─── EXTRACTED DATA

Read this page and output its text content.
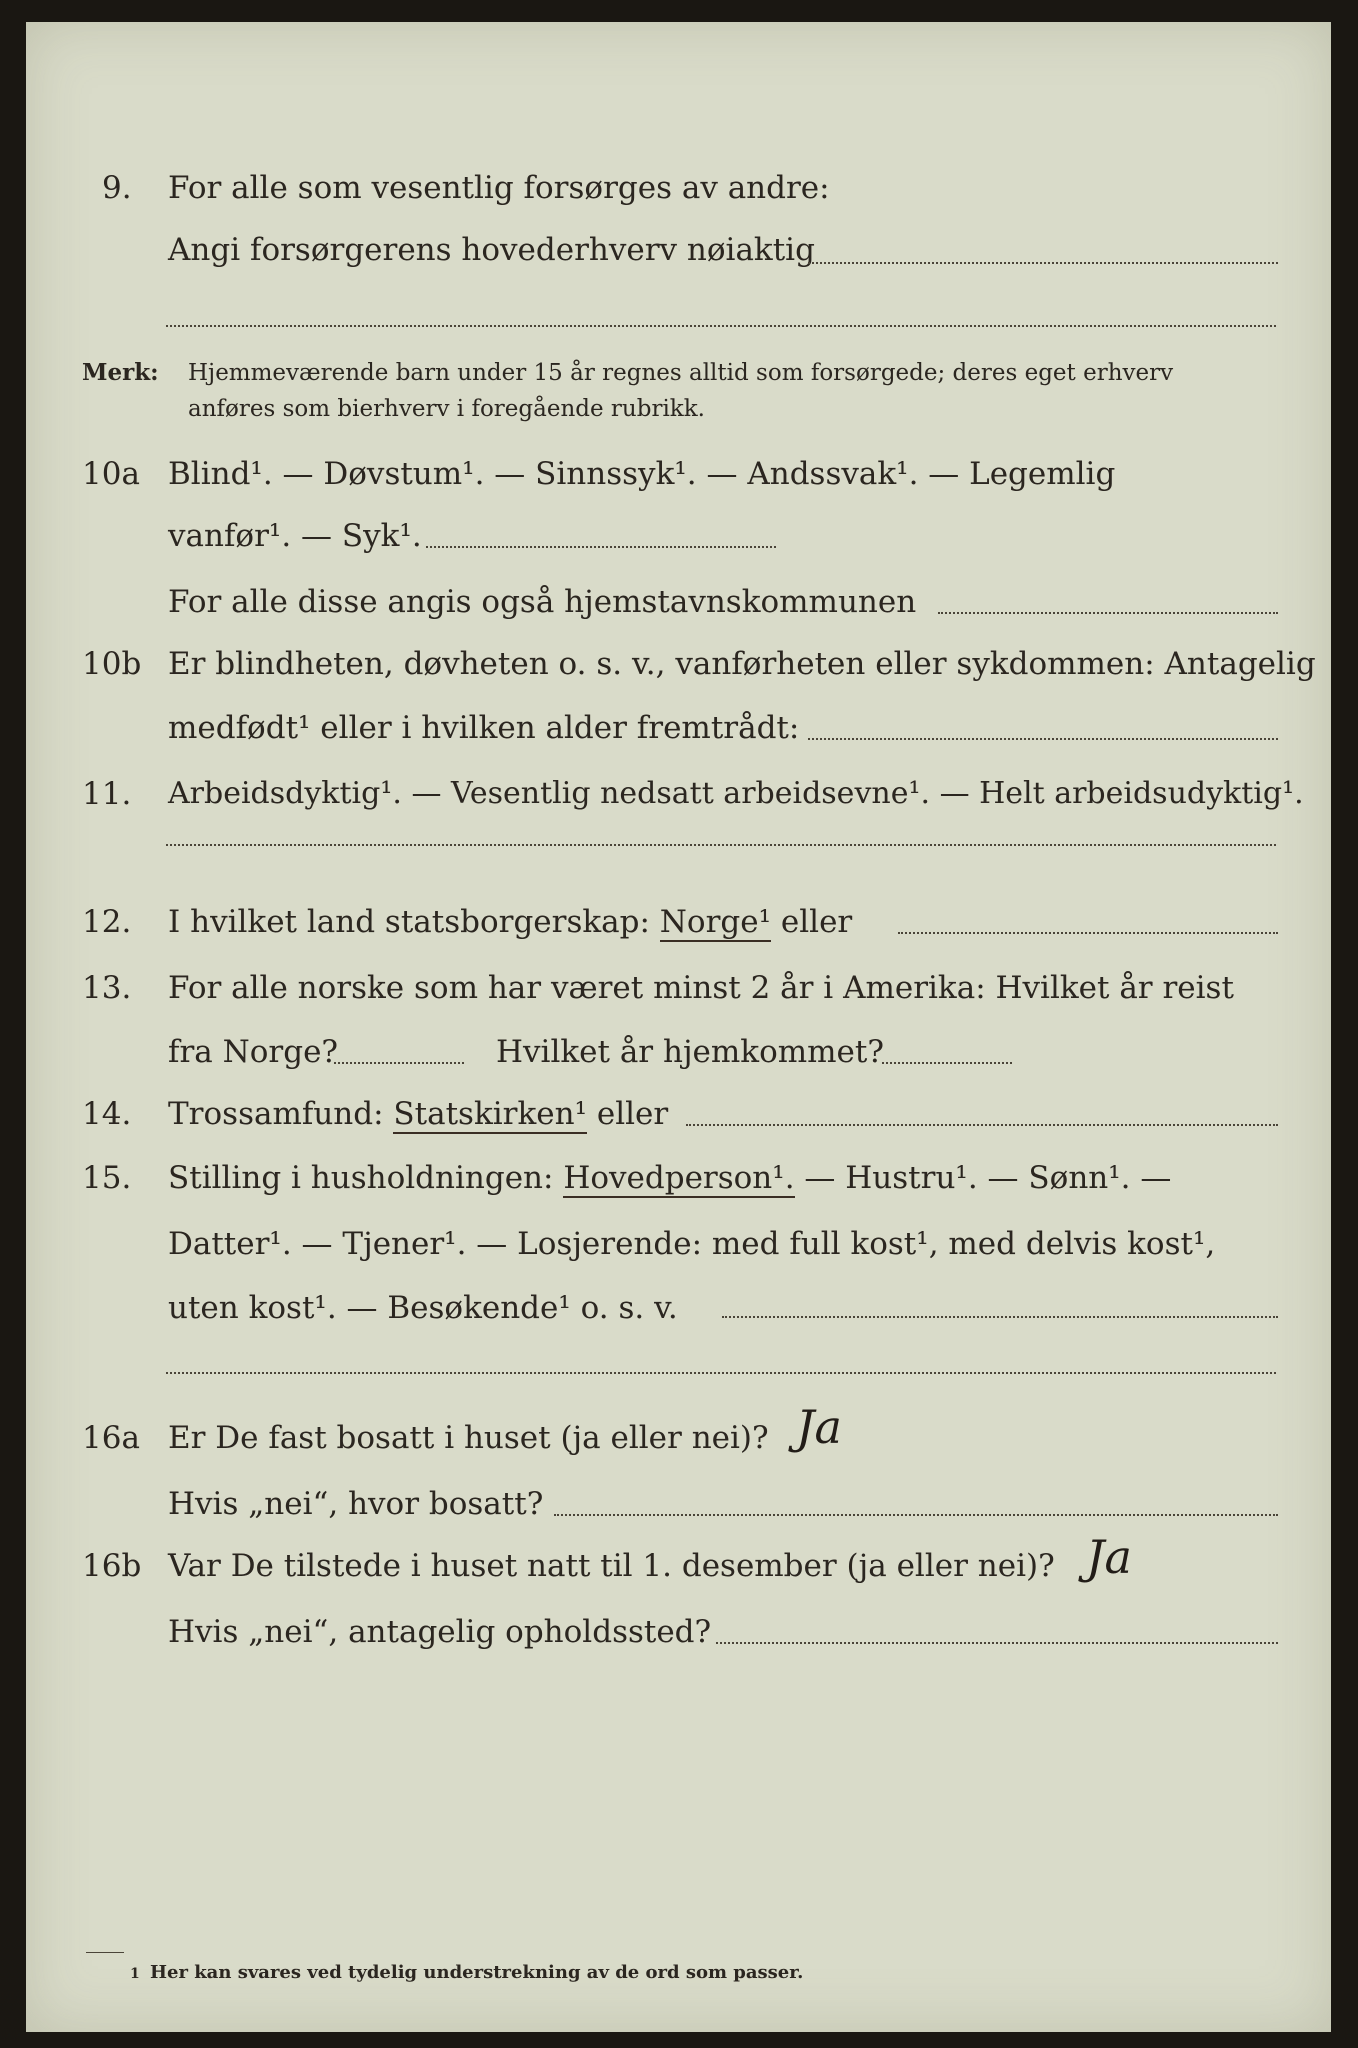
9. For alle som vesentlig forsørges av andre:
Angi forsørgerens hovederhverv nøiaktig
Merk: Hjemmeværende barn under 15 år regnes alltid som forsørgede; deres eget erhverv
anføres som bierhverv i foregående rubrikk.
10a Blind¹. — Døvstum¹. — Sinnssyk¹. — Andssvak¹. — Legemlig
vanfør¹. — Syk¹.
For alle disse angis også hjemstavnskommunen
10b Er blindheten, døvheten o. s. v., vanførheten eller sykdommen: Antagelig
medfødt¹ eller i hvilken alder fremtrådt:
11. Arbeidsdyktig¹. — Vesentlig nedsatt arbeidsevne¹. — Helt arbeidsudyktig¹.
12. I hvilket land statsborgerskap: Norge¹ eller
13. For alle norske som har været minst 2 år i Amerika: Hvilket år reist
fra Norge?	Hvilket år hjemkommet?
14. Trossamfund: Statskirken¹ eller
15. Stilling i husholdningen: Hovedperson¹. — Hustru¹. — Sønn¹. —
Datter¹. — Tjener¹. — Losjerende: med full kost¹, med delvis kost¹,
uten kost¹. — Besøkende¹ o. s. v.
16a Er De fast bosatt i huset (ja eller nei)? Ja
Hvis „nei“, hvor bosatt?
16b Var De tilstede i huset natt til 1. desember (ja eller nei)? Ja
Hvis „nei“, antagelig opholdssted?
1 Her kan svares ved tydelig understrekning av de ord som passer.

──────

Leave images out of the retyped records; keep all else exact.

Read this page and output its text content.
9. For alle som vesentlig forsørges av andre:
Angi forsørgerens hovederhverv nøiaktig
Merk: Hjemmeværende barn under 15 år regnes alltid som forsørgede; deres eget erhverv
anføres som bierhverv i foregående rubrikk.
10a Blind¹. — Døvstum¹. — Sinnssyk¹. — Andssvak¹. — Legemlig
vanfør¹. — Syk¹.
For alle disse angis også hjemstavnskommunen
10b Er blindheten, døvheten o. s. v., vanførheten eller sykdommen: Antagelig
medfødt¹ eller i hvilken alder fremtrådt:
11. Arbeidsdyktig¹. — Vesentlig nedsatt arbeidsevne¹. — Helt arbeidsudyktig¹.
12. I hvilket land statsborgerskap: Norge¹ eller
13. For alle norske som har været minst 2 år i Amerika: Hvilket år reist
fra Norge?	Hvilket år hjemkommet?
14. Trossamfund: Statskirken¹ eller
15. Stilling i husholdningen: Hovedperson¹. — Hustru¹. — Sønn¹. —
Datter¹. — Tjener¹. — Losjerende: med full kost¹, med delvis kost¹,
uten kost¹. — Besøkende¹ o. s. v.
16a Er De fast bosatt i huset (ja eller nei)? Ja
Hvis „nei“, hvor bosatt?
16b Var De tilstede i huset natt til 1. desember (ja eller nei)? Ja
Hvis „nei“, antagelig opholdssted?
1 Her kan svares ved tydelig understrekning av de ord som passer.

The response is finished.